What is asked: Select the lines that contain "Survival" and copy each of them.

Material for this exercise:
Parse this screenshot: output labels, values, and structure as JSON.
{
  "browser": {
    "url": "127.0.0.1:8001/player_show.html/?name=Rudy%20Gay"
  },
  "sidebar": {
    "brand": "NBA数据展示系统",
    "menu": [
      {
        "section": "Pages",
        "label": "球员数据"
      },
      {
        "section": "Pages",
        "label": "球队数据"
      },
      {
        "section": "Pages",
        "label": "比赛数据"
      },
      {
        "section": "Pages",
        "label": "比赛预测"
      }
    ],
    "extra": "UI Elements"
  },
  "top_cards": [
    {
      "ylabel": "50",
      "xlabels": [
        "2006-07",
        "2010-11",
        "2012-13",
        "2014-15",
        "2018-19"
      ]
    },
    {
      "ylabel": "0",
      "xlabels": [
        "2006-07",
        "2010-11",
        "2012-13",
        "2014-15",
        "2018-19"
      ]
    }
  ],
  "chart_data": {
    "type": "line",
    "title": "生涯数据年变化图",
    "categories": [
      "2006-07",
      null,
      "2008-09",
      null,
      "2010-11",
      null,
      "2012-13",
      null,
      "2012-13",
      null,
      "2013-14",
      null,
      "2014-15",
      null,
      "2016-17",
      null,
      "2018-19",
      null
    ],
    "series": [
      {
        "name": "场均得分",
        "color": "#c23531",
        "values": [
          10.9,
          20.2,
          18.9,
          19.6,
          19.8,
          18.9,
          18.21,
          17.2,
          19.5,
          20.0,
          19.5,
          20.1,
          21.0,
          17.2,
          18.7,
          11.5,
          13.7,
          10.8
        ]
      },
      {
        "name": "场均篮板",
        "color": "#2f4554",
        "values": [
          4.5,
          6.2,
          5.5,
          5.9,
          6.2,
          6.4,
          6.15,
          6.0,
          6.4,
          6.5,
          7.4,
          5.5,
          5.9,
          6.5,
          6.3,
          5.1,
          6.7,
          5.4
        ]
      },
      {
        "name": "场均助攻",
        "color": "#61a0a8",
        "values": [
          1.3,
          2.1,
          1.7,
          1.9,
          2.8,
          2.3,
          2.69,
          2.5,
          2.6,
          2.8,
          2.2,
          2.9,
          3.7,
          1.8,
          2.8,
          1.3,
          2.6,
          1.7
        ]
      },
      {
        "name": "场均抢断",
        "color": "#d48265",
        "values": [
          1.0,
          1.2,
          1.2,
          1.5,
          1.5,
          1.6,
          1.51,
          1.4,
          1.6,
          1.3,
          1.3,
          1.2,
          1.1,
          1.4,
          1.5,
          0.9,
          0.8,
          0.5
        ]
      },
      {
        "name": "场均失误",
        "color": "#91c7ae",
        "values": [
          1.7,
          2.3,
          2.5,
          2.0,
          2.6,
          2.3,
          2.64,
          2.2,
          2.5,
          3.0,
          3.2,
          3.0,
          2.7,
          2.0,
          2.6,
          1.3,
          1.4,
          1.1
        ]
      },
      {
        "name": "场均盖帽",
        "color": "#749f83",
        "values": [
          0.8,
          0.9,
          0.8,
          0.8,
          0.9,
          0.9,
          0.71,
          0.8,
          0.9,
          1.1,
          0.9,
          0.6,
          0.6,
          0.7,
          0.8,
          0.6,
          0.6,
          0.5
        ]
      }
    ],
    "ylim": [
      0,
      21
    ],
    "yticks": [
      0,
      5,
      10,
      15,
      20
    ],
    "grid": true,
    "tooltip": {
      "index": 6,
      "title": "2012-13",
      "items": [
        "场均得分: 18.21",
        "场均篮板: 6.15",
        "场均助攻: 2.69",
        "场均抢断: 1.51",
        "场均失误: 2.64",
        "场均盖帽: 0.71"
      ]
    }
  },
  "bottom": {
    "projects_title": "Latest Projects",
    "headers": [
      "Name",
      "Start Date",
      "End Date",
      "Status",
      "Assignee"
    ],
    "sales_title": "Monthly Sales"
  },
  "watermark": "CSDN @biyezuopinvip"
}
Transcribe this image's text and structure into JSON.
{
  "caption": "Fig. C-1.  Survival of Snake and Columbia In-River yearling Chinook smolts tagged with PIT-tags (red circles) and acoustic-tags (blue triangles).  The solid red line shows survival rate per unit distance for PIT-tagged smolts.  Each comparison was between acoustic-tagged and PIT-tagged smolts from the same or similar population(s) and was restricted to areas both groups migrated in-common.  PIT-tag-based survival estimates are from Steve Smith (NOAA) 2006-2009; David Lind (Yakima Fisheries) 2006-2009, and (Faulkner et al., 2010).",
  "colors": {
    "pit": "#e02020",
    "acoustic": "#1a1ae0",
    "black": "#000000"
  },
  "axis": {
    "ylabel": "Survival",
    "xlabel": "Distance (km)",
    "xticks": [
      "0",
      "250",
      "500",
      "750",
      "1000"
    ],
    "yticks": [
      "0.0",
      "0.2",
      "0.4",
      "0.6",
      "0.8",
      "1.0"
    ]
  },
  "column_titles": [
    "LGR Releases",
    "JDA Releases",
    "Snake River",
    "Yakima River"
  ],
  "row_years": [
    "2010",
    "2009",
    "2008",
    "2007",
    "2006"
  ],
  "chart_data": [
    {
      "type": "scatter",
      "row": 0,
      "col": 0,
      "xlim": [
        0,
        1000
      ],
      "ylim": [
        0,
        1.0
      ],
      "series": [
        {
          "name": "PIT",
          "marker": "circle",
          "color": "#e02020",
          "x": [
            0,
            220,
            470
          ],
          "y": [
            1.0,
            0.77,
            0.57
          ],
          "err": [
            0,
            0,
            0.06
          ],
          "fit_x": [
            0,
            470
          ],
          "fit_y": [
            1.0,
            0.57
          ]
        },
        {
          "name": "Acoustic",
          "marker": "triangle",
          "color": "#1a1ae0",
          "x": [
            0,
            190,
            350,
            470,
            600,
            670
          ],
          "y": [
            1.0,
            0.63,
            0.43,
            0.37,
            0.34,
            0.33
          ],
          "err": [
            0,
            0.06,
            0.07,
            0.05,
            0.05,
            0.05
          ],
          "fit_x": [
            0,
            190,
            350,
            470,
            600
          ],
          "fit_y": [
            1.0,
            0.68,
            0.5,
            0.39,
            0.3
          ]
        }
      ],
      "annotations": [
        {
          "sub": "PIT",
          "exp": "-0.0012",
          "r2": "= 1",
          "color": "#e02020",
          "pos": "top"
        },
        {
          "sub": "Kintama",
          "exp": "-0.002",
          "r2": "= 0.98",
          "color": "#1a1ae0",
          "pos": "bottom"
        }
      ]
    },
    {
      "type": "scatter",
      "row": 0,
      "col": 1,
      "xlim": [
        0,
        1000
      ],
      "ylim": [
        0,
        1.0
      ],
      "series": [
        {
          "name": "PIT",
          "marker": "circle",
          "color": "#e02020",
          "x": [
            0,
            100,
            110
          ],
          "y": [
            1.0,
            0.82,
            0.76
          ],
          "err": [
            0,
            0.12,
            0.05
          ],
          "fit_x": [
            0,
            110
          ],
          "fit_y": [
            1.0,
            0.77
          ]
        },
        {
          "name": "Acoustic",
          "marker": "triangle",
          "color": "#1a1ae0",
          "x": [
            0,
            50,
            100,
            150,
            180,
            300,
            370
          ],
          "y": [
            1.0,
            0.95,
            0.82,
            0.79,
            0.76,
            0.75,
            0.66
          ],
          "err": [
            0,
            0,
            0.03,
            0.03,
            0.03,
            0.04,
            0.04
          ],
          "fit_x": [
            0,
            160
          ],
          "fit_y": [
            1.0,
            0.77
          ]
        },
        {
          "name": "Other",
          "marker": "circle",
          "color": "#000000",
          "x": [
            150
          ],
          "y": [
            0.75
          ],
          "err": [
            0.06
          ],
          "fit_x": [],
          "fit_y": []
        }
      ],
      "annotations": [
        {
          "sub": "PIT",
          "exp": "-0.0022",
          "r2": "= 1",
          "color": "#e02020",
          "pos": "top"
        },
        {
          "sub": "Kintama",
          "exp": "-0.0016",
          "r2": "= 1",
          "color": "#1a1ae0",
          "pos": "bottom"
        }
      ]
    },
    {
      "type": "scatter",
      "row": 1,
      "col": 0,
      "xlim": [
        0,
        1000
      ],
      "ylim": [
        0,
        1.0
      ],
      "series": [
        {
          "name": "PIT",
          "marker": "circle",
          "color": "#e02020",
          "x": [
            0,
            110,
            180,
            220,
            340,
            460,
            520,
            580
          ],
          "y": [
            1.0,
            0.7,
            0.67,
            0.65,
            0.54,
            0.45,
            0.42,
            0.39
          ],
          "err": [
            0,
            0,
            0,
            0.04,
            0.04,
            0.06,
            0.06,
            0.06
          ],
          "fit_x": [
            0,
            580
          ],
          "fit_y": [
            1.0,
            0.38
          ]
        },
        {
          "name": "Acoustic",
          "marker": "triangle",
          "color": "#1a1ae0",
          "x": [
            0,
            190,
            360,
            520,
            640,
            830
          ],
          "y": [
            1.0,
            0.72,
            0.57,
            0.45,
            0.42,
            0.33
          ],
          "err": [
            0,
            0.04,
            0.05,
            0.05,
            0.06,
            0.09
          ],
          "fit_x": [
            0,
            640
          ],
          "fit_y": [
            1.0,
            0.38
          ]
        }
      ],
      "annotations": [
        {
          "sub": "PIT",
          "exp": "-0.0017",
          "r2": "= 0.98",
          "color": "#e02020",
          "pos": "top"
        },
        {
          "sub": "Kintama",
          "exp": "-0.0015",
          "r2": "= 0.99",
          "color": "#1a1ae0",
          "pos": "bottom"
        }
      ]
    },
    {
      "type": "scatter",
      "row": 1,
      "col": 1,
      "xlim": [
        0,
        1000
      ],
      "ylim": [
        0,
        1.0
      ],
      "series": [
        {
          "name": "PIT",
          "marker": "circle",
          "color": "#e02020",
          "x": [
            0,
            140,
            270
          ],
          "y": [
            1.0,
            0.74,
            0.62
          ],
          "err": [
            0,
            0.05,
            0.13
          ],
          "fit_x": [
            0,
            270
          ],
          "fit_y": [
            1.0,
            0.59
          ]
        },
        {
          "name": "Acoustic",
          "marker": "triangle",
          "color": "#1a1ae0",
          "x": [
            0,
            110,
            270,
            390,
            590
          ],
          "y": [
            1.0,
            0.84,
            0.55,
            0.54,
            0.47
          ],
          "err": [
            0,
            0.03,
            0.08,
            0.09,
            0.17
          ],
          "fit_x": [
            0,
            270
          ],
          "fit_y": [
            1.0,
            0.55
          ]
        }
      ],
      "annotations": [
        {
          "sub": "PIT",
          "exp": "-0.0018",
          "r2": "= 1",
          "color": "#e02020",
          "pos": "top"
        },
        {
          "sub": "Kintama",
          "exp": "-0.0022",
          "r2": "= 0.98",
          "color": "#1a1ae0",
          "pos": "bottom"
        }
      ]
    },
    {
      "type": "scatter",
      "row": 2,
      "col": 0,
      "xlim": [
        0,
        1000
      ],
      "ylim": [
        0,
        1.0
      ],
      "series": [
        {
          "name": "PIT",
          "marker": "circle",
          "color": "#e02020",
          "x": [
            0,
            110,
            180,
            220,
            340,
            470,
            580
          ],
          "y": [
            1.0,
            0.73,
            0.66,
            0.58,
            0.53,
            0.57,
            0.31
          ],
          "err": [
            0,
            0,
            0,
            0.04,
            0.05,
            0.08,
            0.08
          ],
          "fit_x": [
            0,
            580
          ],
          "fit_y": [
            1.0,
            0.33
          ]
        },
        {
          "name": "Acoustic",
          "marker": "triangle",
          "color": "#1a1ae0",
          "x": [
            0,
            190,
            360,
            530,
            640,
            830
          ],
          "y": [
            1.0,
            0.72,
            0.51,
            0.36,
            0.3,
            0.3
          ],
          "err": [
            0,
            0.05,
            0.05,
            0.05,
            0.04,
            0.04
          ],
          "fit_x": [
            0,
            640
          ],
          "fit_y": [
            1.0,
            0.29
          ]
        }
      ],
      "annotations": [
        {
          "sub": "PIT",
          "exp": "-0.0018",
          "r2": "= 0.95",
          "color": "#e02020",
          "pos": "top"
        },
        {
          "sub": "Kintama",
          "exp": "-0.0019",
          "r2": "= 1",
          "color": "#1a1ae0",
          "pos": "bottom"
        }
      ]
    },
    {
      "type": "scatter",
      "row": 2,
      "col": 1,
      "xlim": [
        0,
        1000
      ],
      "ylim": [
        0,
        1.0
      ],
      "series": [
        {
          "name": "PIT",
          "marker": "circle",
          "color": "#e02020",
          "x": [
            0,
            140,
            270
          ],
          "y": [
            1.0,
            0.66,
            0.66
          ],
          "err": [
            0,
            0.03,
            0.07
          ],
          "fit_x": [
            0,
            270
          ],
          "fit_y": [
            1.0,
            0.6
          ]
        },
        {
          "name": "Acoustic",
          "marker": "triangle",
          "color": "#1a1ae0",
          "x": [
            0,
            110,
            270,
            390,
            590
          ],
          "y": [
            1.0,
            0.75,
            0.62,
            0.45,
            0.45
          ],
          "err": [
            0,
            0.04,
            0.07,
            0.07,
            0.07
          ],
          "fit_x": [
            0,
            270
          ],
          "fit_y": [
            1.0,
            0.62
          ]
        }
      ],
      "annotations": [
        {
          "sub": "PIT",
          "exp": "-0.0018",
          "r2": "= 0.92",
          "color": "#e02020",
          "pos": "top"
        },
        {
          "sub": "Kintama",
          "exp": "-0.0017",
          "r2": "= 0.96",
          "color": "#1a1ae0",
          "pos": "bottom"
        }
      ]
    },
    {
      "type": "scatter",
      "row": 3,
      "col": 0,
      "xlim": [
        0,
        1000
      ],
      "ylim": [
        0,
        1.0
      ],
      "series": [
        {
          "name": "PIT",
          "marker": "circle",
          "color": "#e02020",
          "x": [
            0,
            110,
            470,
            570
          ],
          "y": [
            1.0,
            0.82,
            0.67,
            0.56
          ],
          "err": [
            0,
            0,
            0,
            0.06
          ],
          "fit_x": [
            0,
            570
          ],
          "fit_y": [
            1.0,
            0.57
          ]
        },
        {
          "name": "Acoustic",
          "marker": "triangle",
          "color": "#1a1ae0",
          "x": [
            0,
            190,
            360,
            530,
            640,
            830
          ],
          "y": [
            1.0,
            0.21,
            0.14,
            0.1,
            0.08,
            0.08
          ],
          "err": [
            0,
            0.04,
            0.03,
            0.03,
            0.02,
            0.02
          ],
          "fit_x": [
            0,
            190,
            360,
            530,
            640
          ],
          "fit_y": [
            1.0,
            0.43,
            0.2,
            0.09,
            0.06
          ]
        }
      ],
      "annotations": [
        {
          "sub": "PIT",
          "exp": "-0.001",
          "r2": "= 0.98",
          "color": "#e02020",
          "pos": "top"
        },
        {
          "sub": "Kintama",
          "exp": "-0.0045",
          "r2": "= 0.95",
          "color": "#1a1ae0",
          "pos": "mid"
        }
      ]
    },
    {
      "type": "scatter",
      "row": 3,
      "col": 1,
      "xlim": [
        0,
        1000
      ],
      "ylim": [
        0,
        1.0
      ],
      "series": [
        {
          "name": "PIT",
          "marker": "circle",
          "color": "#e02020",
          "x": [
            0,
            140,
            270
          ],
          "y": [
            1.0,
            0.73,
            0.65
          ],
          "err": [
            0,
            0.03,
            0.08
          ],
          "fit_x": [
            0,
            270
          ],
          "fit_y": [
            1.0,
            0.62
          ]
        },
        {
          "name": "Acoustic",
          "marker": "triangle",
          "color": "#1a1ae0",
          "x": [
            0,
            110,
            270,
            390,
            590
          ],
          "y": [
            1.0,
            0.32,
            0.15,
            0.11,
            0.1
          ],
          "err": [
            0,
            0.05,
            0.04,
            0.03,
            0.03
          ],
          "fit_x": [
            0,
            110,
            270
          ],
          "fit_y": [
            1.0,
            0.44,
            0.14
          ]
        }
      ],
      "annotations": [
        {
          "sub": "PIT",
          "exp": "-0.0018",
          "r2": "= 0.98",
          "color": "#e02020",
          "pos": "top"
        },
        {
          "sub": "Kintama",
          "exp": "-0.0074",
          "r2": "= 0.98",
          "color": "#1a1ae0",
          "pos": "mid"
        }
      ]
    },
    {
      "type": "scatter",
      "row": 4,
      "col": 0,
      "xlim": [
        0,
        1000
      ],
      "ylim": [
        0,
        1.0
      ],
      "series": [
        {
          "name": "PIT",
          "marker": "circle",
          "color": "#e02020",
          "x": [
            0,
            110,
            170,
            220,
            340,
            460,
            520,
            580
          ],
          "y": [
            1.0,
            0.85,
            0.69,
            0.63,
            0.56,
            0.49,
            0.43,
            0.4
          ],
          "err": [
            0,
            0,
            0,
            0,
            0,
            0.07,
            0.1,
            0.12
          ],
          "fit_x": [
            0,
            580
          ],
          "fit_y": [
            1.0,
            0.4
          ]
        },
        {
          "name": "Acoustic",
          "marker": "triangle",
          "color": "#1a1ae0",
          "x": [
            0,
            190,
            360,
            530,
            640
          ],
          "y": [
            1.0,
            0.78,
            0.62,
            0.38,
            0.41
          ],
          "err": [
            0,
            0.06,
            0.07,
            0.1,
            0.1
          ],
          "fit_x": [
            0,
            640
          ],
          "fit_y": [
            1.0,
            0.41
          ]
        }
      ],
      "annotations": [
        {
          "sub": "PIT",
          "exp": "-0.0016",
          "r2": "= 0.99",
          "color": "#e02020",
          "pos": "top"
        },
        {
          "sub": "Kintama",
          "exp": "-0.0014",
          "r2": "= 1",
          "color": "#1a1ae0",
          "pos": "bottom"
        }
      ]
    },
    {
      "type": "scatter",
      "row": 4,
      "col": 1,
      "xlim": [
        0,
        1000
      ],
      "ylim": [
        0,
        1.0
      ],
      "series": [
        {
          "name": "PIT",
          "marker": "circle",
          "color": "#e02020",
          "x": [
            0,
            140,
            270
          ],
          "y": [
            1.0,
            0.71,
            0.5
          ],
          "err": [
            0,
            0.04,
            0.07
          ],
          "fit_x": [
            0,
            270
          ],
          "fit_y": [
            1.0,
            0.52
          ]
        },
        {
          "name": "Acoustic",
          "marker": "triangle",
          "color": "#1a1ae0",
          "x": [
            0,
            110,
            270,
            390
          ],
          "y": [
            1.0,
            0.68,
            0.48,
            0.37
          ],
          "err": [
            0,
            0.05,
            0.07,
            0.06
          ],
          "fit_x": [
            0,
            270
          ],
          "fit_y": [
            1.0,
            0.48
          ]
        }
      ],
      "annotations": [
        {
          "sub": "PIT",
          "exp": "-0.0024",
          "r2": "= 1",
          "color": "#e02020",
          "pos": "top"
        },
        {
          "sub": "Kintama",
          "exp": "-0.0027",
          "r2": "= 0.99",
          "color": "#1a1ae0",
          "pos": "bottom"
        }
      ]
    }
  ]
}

Final result:
  "caption": "Fig. C-1.  Survival of Snake and Columbia In-River yearling Chinook smolts tagged with PIT-tags (red circles) and acoustic-tags (blue triangles).  The solid red line shows survival rate per unit distance for PIT-tagged smolts.  Each comparison was between acoustic-tagged and PIT-tagged smolts from the same or similar population(s) and was restricted to areas both groups migrated in-common.  PIT-tag-based survival estimates are from Steve Smith (NOAA) 2006-2009; David Lind (Yakima Fisheries) 2006-2009, and (Faulkner et al., 2010).",
    "ylabel": "Survival",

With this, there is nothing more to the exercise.